Saat dihentikan, Dendi mengaku terkejut karena pengendara tak berhelm dan menggunakan nomor polisi itu mengaku dari Suku Anak Dalam Jambi. "Mereka bilang kalau mengungsi ke Riau akibat asap. Sekarang mereka mau kembali ke Jambi," ujar dia.

Dendi menjelaskan, Suku Anak Dalam itu terlihat cukup repot karena satu motor ditumpangi 6 hingga 7 penumpang di mana terdiri dari 3 dewasa dan lainnya bayi serta anak-anak.

Warga Suku Anak Dalam tersesat di Pekanbaru (M Syukur/Liputan6.com)

"Selain itu, di setiap motor mereka membawa karung besar. Mereka mengaku karung itu berisi baju selama mereka mengungsi," ujar Dendi.

Kasat Lantas Polresta Pekanbaru Kompol Zulanda mengaku sudah memerintahkan anggotanya untuk memberi petunjuk jalan ke warga suku tersebut.

"Mereka mengaku mau kembali lagi ke Jambi melalui Jalur Lintas Timur. Tapi tersesat ke arah Sumatera Barat, kemudian bingung untuk mencari jalan pulang ke Jambi," kata Zulanda.

Puluhan Terserang ISPA

Wajar jika banyak di antara mereka berusaha mengungsi keluar dari kawasan hutan yang mereka diami karena dampak asap sudah tak tertahankan. Berdasarkan hasil pemeriksaan, ada 40 orang Suku Anak Dalam yang menderita infeksi saluran pernapasan akut (ISPA).

Manajer Komunikasi Komunitas Konservasi Indonesi (KKI) Warsi, Rudi Syaf menyatakan Suku Anak Dalam menjadi warga paling rentan terdampak kabut asap. Mengingat, rumah yang biasa ditempati mereka tidak sama seperti rumah warga biasanya. Rumah mereka hanya terbuat dari terpal dan berfungsi sebagai pelindung dari hujan.

"Akibatnya, cukup banyak warga Rimba yang terganggu kesehatannya akibat kabut asap," ujar Rudi di Jambi, Kamis 29 Oktober 2015.
#####
[Persyaratan] Ambil tanpa mengubah satu kata pun bagian teks tentang Suku Anak Dalam yang dimulai dari "Manajer Komunikasi Komunitas" sampai dengan "pelindung dari hujan.".

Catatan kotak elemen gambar
#####
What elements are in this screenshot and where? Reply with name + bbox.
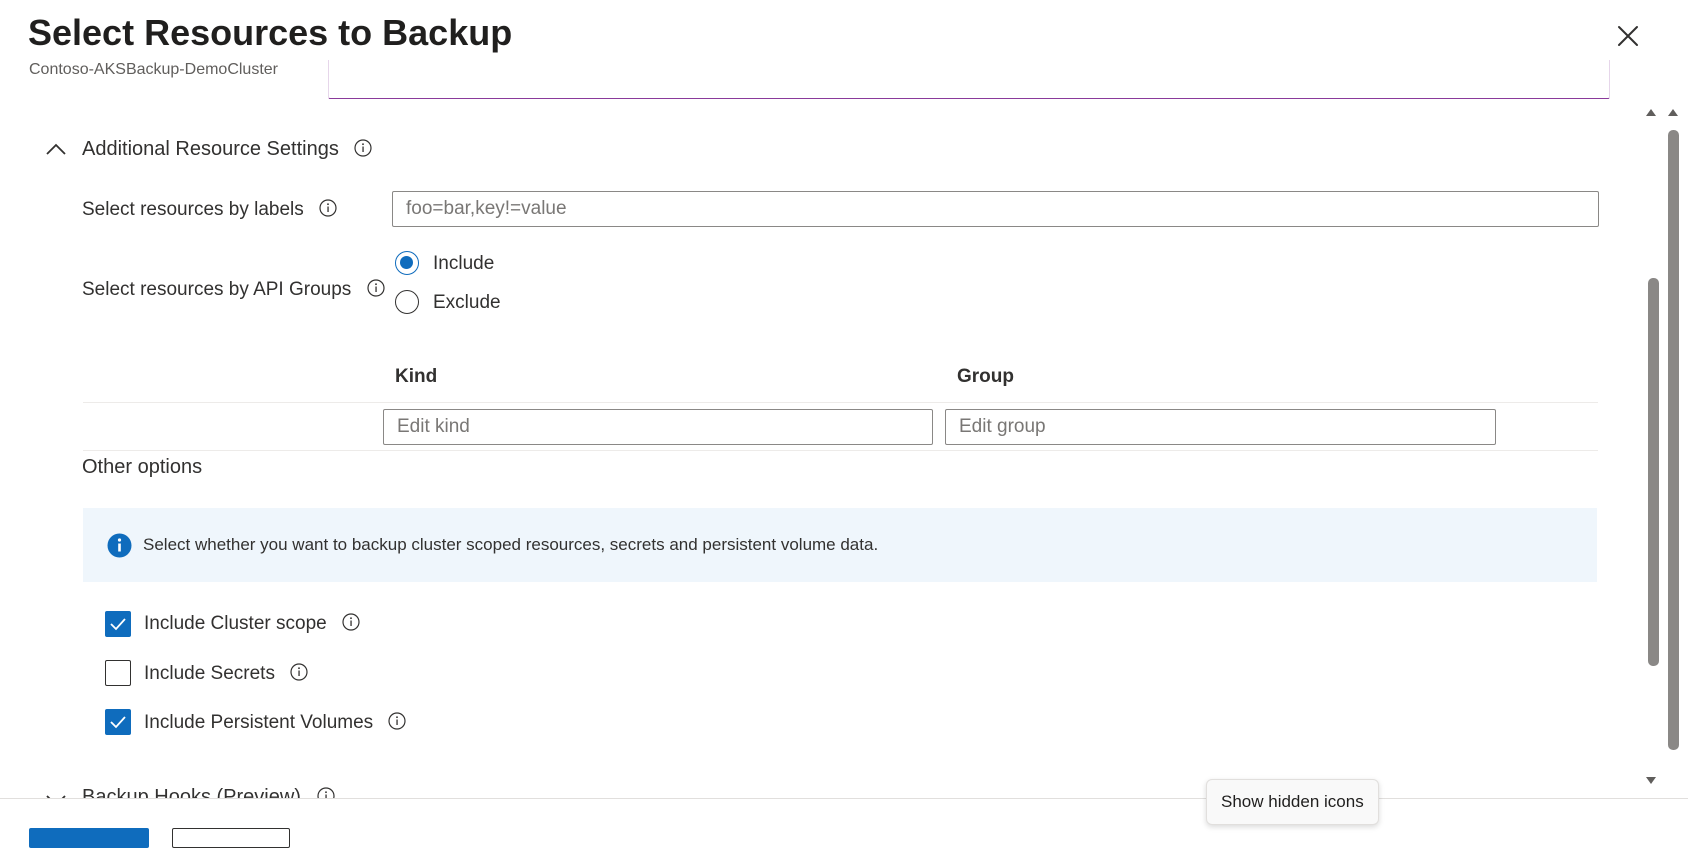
checkbox-secrets-text[interactable]: Include Secrets (144, 663, 275, 684)
next-section-title: Backup Hooks (Preview) (82, 786, 335, 798)
section-title: Additional Resource Settings (82, 138, 372, 161)
panel-title: Select Resources to Backup (28, 12, 513, 53)
checkbox-secrets[interactable] (105, 660, 131, 686)
info-filled-icon (107, 533, 132, 558)
info-icon[interactable] (290, 663, 308, 681)
next-section-expand-button[interactable] (42, 786, 70, 798)
info-banner-text: Select whether you want to backup cluste… (143, 535, 879, 554)
checkbox-persistent-volumes-text[interactable]: Include Persistent Volumes (144, 712, 373, 733)
edit-kind-input[interactable] (383, 409, 933, 445)
column-header-kind: Kind (395, 366, 438, 387)
labels-field-label-text: Select resources by labels (82, 199, 304, 220)
api-groups-label-text: Select resources by API Groups (82, 279, 352, 300)
api-groups-label: Select resources by API Groups (82, 279, 385, 301)
labels-field-label: Select resources by labels (82, 199, 337, 221)
edit-group-input[interactable] (945, 409, 1496, 445)
checkbox-secrets-label: Include Secrets (144, 663, 308, 685)
checkmark-icon (110, 716, 126, 729)
info-icon[interactable] (319, 199, 337, 217)
checkbox-persistent-volumes[interactable] (105, 709, 131, 735)
radio-include[interactable] (395, 251, 419, 275)
checkmark-icon (110, 618, 126, 631)
scroll-up-arrow-icon[interactable] (1666, 106, 1680, 118)
chevron-up-icon (46, 143, 66, 155)
chevron-down-icon (46, 795, 66, 798)
grid-row-divider (83, 450, 1598, 451)
panel-subtitle: Contoso-AKSBackup-DemoCluster (29, 61, 278, 78)
primary-footer-button[interactable] (29, 828, 149, 848)
previous-field-edge (328, 60, 1610, 99)
checkbox-cluster-scope-text[interactable]: Include Cluster scope (144, 613, 327, 634)
close-icon (1618, 26, 1638, 46)
close-button[interactable] (1614, 22, 1642, 50)
radio-include-label[interactable]: Include (433, 253, 494, 275)
info-icon[interactable] (342, 613, 360, 631)
next-section-title-text: Backup Hooks (Preview) (82, 786, 301, 798)
info-icon[interactable] (366, 279, 385, 297)
radio-exclude[interactable] (395, 290, 419, 314)
info-icon[interactable] (354, 139, 372, 157)
scroll-up-arrow-icon[interactable] (1644, 106, 1658, 118)
show-hidden-icons-tooltip: Show hidden icons (1206, 779, 1379, 825)
scroll-down-arrow-icon[interactable] (1644, 775, 1658, 787)
info-icon[interactable] (388, 712, 407, 730)
labels-input[interactable] (392, 191, 1599, 227)
radio-exclude-label[interactable]: Exclude (433, 292, 501, 314)
checkbox-cluster-scope[interactable] (105, 611, 131, 637)
checkbox-persistent-volumes-label: Include Persistent Volumes (144, 712, 407, 734)
info-icon[interactable] (316, 787, 335, 798)
section-collapse-button[interactable] (42, 136, 70, 164)
outer-scrollbar-thumb[interactable] (1668, 130, 1679, 750)
column-header-group: Group (957, 366, 1014, 387)
other-options-title: Other options (82, 456, 203, 478)
grid-header-divider (83, 402, 1598, 403)
inner-scrollbar-thumb[interactable] (1648, 278, 1659, 666)
checkbox-cluster-scope-label: Include Cluster scope (144, 613, 360, 635)
footer-divider (0, 798, 1688, 799)
secondary-footer-button[interactable] (172, 828, 290, 848)
section-title-label: Additional Resource Settings (82, 138, 339, 160)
#####
[Hasil]
Manajer Komunikasi Komunitas Konservasi Indonesi (KKI) Warsi, Rudi Syaf menyatakan Suku Anak Dalam menjadi warga paling rentan terdampak kabut asap. Mengingat, rumah yang biasa ditempati mereka tidak sama seperti rumah warga biasanya. Rumah mereka hanya terbuat dari terpal dan berfungsi sebagai pelindung dari hujan.